(Items from a dataset)

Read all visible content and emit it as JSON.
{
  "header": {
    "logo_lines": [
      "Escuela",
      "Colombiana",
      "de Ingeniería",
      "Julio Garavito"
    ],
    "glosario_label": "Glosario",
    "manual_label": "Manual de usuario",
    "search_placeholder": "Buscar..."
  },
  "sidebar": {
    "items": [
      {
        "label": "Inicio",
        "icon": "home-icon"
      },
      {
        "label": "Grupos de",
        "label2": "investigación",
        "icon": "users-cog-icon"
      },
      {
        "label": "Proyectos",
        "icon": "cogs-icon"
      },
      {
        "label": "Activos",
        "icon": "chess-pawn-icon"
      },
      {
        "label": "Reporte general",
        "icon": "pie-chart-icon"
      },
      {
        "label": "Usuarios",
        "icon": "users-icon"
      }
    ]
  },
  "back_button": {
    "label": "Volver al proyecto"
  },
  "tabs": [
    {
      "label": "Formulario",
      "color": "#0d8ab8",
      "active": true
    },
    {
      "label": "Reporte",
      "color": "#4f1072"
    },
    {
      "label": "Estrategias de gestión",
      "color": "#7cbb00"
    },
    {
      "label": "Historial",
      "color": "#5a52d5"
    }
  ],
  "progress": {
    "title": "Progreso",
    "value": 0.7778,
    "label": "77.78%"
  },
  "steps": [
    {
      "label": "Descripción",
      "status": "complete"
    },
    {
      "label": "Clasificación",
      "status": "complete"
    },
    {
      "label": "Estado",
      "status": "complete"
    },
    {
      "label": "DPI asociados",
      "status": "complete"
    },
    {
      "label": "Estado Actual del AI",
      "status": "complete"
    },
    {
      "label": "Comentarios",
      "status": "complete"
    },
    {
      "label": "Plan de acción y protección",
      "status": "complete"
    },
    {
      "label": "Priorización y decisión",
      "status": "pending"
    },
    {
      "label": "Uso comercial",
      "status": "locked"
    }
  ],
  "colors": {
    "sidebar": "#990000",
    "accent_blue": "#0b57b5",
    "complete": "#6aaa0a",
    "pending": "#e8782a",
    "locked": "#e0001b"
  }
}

- **TASK REQUIREMENTS**: Write out every entry verbatim.

- **ANSWER FOR THE TASK**:
Read all visible content and emit it as JSON.
{
  "header": {
    "logo_lines": [
      "Escuela",
      "Colombiana",
      "de Ingeniería",
      "Julio Garavito"
    ],
    "glosario_label": "Glosario",
    "manual_label": "Manual de usuario",
    "search_placeholder": "Buscar..."
  },
  "sidebar": {
    "items": [
      {
        "label": "Inicio",
        "icon": "home-icon"
      },
      {
        "label": "Grupos de",
        "label2": "investigación",
        "icon": "users-cog-icon"
      },
      {
        "label": "Proyectos",
        "icon": "cogs-icon"
      },
      {
        "label": "Activos",
        "icon": "chess-pawn-icon"
      },
      {
        "label": "Reporte general",
        "icon": "pie-chart-icon"
      },
      {
        "label": "Usuarios",
        "icon": "users-icon"
      }
    ]
  },
  "back_button": {
    "label": "Volver al proyecto"
  },
  "tabs": [
    {
      "label": "Formulario",
      "color": "#0d8ab8",
      "active": true
    },
    {
      "label": "Reporte",
      "color": "#4f1072"
    },
    {
      "label": "Estrategias de gestión",
      "color": "#7cbb00"
    },
    {
      "label": "Historial",
      "color": "#5a52d5"
    }
  ],
  "progress": {
    "title": "Progreso",
    "value": 0.7778,
    "label": "77.78%"
  },
  "steps": [
    {
      "label": "Descripción",
      "status": "complete"
    },
    {
      "label": "Clasificación",
      "status": "complete"
    },
    {
      "label": "Estado",
      "status": "complete"
    },
    {
      "label": "DPI asociados",
      "status": "complete"
    },
    {
      "label": "Estado Actual del AI",
      "status": "complete"
    },
    {
      "label": "Comentarios",
      "status": "complete"
    },
    {
      "label": "Plan de acción y protección",
      "status": "complete"
    },
    {
      "label": "Priorización y decisión",
      "status": "pending"
    },
    {
      "label": "Uso comercial",
      "status": "locked"
    }
  ],
  "colors": {
    "sidebar": "#990000",
    "accent_blue": "#0b57b5",
    "complete": "#6aaa0a",
    "pending": "#e8782a",
    "locked": "#e0001b"
  }
}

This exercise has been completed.